▶ [INSTRUCTIONS FOR THE TASK] Work out how many lines hold the string "gian". Give that number and nothing more.
+++ MATERIAL FOR THE TASK +++
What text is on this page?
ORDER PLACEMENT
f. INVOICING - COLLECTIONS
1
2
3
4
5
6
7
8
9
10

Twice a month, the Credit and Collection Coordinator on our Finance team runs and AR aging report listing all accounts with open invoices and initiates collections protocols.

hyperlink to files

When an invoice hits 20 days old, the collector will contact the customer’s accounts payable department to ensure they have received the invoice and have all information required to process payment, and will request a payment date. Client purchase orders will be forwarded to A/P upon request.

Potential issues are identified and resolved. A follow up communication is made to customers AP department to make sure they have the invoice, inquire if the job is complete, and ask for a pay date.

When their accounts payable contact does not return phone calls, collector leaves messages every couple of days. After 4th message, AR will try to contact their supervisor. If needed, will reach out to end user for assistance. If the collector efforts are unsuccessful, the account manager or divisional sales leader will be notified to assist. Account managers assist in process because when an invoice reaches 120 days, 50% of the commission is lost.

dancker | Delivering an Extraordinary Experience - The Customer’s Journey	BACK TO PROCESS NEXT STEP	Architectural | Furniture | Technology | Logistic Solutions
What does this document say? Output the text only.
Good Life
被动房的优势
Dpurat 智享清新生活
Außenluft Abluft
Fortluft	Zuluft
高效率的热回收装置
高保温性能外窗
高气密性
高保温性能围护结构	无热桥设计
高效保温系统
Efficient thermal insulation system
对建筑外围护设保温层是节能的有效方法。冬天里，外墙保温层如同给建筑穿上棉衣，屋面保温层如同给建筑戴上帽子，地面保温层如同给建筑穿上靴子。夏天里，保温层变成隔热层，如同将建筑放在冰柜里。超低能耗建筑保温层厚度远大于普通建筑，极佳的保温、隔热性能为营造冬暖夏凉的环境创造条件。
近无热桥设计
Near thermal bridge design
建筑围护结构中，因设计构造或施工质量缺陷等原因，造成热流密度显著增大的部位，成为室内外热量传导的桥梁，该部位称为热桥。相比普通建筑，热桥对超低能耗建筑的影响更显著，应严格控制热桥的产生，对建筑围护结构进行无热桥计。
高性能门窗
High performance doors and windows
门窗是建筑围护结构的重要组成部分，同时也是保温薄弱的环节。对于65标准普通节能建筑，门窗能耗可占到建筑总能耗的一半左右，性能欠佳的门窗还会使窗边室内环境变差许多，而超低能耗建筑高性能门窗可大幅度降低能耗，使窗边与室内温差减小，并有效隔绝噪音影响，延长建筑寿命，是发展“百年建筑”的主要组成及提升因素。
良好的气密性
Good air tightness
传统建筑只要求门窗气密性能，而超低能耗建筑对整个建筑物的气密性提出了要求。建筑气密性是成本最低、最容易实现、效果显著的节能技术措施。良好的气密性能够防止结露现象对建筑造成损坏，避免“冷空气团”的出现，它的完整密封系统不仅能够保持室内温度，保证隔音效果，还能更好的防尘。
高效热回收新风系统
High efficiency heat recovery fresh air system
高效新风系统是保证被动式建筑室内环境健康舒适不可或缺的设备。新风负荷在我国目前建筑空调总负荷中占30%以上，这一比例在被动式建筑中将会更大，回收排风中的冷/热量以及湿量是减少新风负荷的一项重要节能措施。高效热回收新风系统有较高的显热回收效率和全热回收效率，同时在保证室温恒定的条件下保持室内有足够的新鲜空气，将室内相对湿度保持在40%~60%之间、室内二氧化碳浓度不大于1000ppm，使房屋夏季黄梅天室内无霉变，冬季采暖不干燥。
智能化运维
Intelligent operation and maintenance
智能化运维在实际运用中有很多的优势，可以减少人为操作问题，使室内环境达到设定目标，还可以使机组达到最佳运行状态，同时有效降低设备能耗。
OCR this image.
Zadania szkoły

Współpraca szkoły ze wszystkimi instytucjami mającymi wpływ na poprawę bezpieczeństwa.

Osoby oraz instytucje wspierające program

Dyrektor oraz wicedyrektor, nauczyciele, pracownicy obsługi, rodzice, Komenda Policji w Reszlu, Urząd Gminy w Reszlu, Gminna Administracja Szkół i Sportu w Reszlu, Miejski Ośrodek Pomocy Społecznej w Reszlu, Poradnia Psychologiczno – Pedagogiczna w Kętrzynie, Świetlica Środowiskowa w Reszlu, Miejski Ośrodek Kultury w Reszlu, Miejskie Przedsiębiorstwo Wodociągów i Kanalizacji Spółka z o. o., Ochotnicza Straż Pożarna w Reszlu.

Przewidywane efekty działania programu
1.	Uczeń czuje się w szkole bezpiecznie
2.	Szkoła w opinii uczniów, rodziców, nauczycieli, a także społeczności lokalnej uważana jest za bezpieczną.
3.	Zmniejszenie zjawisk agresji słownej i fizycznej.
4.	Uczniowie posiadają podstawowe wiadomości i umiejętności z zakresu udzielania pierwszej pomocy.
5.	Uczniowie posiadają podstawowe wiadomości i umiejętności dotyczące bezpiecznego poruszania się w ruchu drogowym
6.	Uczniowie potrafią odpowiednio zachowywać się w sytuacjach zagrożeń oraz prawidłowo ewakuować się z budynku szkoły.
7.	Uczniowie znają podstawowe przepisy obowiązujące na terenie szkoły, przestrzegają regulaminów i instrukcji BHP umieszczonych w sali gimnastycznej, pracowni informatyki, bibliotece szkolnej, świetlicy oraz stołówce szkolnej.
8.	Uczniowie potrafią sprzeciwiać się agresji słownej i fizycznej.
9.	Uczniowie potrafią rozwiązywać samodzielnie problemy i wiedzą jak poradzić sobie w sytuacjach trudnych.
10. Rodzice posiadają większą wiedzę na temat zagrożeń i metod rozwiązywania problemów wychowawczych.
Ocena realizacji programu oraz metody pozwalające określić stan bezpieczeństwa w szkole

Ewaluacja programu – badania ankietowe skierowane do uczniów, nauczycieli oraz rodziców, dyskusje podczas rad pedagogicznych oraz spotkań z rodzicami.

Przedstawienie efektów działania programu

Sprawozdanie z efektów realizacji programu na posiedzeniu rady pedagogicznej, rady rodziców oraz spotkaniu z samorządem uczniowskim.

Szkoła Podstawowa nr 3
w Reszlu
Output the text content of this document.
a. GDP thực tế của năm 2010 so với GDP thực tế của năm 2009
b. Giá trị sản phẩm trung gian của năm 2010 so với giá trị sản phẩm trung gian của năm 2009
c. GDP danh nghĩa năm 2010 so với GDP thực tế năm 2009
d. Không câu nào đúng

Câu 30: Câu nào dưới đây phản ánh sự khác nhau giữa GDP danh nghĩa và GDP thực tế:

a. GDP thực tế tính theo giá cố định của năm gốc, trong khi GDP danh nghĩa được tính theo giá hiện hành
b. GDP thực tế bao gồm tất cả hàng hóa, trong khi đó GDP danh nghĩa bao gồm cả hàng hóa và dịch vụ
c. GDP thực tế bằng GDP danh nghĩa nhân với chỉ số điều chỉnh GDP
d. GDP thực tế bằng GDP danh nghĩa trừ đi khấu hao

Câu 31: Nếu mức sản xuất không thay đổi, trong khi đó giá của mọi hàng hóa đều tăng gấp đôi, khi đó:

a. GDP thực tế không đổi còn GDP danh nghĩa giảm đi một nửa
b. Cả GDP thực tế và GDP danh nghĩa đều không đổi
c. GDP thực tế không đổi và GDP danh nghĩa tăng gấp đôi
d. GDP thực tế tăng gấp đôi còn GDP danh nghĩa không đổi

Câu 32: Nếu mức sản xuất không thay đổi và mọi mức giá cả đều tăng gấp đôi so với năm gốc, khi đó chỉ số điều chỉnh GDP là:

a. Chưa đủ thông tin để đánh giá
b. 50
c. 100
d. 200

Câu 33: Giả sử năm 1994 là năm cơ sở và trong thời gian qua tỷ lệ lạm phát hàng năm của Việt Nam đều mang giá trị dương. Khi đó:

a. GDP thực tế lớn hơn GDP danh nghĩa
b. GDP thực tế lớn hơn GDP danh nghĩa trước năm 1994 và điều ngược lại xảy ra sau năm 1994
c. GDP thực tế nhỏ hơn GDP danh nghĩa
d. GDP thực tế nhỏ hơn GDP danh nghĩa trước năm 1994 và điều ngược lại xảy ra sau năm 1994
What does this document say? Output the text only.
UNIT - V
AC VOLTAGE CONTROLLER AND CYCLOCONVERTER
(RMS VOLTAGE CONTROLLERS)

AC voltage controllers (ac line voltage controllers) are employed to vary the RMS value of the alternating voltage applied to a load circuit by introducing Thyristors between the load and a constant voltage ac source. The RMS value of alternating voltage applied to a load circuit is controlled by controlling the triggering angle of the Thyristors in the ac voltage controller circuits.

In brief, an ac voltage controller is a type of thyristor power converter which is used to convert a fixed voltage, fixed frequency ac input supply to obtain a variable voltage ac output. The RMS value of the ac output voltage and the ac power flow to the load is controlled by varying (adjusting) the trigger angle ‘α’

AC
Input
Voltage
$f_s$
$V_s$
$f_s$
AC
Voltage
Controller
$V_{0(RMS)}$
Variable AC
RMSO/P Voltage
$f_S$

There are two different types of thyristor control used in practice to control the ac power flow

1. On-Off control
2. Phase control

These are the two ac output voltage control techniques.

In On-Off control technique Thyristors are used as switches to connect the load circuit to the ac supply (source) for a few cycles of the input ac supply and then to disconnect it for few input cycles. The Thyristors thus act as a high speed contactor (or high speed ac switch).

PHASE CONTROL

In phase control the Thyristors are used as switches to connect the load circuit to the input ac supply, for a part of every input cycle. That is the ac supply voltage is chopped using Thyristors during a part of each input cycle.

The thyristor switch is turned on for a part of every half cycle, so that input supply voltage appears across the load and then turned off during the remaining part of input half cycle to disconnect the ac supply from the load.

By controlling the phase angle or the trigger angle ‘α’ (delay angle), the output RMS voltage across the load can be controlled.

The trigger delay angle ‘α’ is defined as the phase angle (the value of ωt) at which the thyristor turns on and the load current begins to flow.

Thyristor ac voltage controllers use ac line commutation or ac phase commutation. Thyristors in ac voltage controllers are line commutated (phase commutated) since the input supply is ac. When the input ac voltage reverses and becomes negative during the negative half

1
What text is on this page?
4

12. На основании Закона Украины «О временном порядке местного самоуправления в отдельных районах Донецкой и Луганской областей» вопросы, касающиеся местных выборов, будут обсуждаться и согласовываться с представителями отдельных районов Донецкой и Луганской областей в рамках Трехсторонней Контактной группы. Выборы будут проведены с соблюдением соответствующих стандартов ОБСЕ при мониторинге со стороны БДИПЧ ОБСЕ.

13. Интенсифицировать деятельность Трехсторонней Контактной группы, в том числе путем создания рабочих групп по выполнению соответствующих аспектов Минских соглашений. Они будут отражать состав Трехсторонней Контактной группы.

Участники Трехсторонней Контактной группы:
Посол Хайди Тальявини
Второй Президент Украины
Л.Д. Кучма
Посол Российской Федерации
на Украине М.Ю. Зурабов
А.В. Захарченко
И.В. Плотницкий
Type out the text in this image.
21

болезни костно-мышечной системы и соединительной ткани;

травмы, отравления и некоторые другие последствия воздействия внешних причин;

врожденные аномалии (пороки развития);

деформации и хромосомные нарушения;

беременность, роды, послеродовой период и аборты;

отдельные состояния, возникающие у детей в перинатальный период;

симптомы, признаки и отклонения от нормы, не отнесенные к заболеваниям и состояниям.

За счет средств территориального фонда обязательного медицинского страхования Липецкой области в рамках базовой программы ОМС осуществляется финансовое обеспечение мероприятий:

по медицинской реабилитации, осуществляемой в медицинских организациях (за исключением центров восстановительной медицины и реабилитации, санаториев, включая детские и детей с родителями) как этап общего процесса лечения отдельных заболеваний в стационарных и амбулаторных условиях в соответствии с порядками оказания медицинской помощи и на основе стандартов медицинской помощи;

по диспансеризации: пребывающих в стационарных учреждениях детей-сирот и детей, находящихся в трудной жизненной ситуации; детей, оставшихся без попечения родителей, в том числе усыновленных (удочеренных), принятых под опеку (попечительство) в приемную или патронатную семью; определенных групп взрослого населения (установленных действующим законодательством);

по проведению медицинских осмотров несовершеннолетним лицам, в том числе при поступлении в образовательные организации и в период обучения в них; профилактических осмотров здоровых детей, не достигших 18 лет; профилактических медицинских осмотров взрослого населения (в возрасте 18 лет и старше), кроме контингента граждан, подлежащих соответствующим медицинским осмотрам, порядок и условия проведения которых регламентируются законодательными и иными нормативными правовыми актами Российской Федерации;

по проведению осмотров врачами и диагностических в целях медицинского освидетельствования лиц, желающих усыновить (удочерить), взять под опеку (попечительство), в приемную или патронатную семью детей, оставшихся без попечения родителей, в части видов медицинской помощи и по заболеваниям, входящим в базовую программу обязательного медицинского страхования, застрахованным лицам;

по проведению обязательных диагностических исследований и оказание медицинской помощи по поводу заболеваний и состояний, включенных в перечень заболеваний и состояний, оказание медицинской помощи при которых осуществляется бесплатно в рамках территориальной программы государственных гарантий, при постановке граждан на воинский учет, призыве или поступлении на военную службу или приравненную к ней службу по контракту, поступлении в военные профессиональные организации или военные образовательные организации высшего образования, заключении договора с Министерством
+++
▶ [EXERCISE RESPONSE] 2